Document passage:
● ● ● ● ● ● ●
The proposed DNN/i-vector system, showing training step 1 using Switchboard, training steps 2 to 3 using SRE training material, and i-vector extraction from SRE test data in step 4

2.2 DNN/i-Vector System

The proposed DNN/i-vector system structure and sequence are shown in Fig. 2. This was inspired partly from recent work by Yun Lei et al. [11] who reported that i-vectors derived from a well-trained DNN performed well for speaker identification (SID) tasks, compared to existing i-vector extraction methods. Further details of DNNs can be found explained in a number of references, such as in [13]. Since the i-vector extraction step used in state-of-the-art diarization systems is similar to that for the SID task, we also attempt to create some well-trained DNNs using different input features for i-vector extraction. In other words, inspired by this SID approach, we adapt it into a diarization framework. Subsequently, we evaluate whether the use of a DNN to train a UBM for i-vector extraction yields benefit for the diarization task.

In traditional speaker verification systems employing i-vector models, the t-th speech frame \( x_i^{(i)}\) is derived from a generative model using the i-th speech segment Gaussian distribution as follows,

$$\begin{aligned}&x_t^{(i)} \sim \sum _k\gamma _kt^{(i)}N(\mu _k+T_kw^{(i)},{\varSigma }_k) \end{aligned}$$
(6)
$$\begin{aligned}&\gamma _kt^{(i)}=p(k|x_t^{(i)}) \end{aligned}$$
(7)

where \( \mu _k \) and \( {\varSigma }_k \) are the mean and convariance of the k -th Gaussian and \( \gamma _kt^{(i)} \) are the alignments of \( x_t^{(i)} \). In general, the posterior of the k-th Gaussian is used to represent the alignments. By contrast to the traditional method, we first train a DNN using a large-scale development dataset (Fig. 2, step 1) and then use this DNN as a feature extractor from training data to train the UBM (Fig. 2, step 2). The means \( \mu _k \) and the convariance \( {\varSigma }_k \) are now as follows,

$$\begin{aligned}&\mu _k=\frac{\sum _{i,t}\gamma _{kt}^{(i)}x_t^{(i)}}{\sum _{i,t}\gamma _{kt}^{(i)}} \end{aligned}$$
(8)
$$\begin{aligned}&{\varSigma }_k=\frac{\sum _{i,t}\gamma _{kt}^{(i)}x_t^{(i)}x_t^{(i)^{T}}}{\sum _{i,t}\gamma _{kt}^{(i)}}-\mu _k\mu _k^{T} \end{aligned}$$
(9)

The posteriors \(p(k|x_t^{(i)})\) are computed from the ASR system for each class k for each frame. \(x_t^{(i)}\) are the acoustic features which can differ from the features used by the DNN. ASR features (e.g. log-Mel filterbanks) act as the inputs to the DNN for generating posteriors for each senone, for each frame. These posterior probabilities, along with the SD features, are used to train the UBM (Fig. 2, step 2). In addition, the posterior acts as the Gaussian distribution in a traditional UBM. The zeroth- and first-order statistics, as well as means \(\mu _k\) and covariances \({\varSigma }_k\), are then obtained from the UBM. Following this, the zeroth- and first-order statistics from the UBM, operating on training data, are used to form a T-matrix as in UBM (Fig. 2, step 3), which then enables i-vector extraction from test data, and performance evaluation, to proceed as usual (described in Sect. 2.1 and shown in Fig. 2, step 4).
● ● ● ● ● ● ●
Items:
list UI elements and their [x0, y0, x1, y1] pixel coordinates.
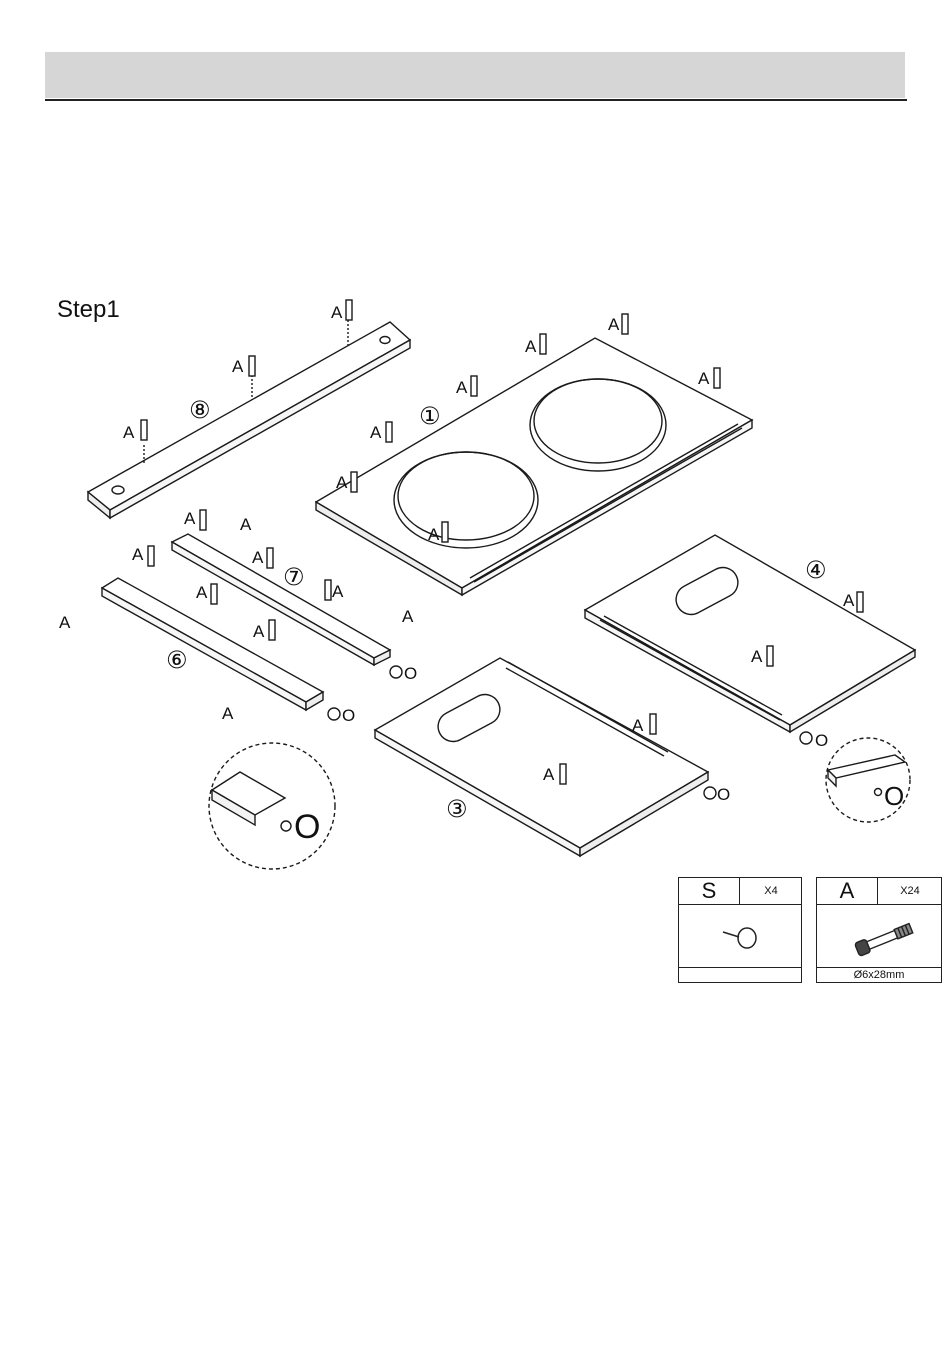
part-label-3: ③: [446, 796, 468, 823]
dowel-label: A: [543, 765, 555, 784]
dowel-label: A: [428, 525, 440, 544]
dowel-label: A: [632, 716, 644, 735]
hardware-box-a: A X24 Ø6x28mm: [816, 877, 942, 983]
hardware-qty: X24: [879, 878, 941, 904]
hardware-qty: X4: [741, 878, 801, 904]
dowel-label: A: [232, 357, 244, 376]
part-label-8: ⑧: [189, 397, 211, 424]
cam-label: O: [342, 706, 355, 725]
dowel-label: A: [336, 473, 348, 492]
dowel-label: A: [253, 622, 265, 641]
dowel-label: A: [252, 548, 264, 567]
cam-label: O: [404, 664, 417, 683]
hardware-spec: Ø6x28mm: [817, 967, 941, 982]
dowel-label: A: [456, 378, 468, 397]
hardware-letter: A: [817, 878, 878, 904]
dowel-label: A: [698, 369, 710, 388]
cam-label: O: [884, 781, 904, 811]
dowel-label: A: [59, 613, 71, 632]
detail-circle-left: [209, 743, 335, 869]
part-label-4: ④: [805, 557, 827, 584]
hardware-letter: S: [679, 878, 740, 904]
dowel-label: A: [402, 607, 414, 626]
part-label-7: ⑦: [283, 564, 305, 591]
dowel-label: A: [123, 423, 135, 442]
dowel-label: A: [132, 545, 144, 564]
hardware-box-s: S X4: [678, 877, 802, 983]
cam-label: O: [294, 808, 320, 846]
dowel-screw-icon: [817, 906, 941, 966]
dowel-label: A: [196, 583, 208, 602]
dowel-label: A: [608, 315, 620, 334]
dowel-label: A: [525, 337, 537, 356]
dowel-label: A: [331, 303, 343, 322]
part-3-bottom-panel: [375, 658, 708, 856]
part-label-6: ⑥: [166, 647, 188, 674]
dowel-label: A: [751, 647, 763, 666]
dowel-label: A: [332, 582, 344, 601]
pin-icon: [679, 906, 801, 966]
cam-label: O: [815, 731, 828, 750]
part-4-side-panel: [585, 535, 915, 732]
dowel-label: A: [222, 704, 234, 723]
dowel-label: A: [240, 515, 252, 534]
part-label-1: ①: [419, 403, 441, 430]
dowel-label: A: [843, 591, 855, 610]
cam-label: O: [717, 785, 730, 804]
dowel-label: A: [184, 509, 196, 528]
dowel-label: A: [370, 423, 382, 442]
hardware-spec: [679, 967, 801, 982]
● ● ● ● ● ● ●
Reproduce the DNN/i-vector passage word for word, starting at the words "2.2 DNN/i-Vector System" and stopping after "the diarization task.".

2.2 DNN/i-Vector System

The proposed DNN/i-vector system structure and sequence are shown in Fig. 2. This was inspired partly from recent work by Yun Lei et al. [11] who reported that i-vectors derived from a well-trained DNN performed well for speaker identification (SID) tasks, compared to existing i-vector extraction methods. Further details of DNNs can be found explained in a number of references, such as in [13]. Since the i-vector extraction step used in state-of-the-art diarization systems is similar to that for the SID task, we also attempt to create some well-trained DNNs using different input features for i-vector extraction. In other words, inspired by this SID approach, we adapt it into a diarization framework. Subsequently, we evaluate whether the use of a DNN to train a UBM for i-vector extraction yields benefit for the diarization task.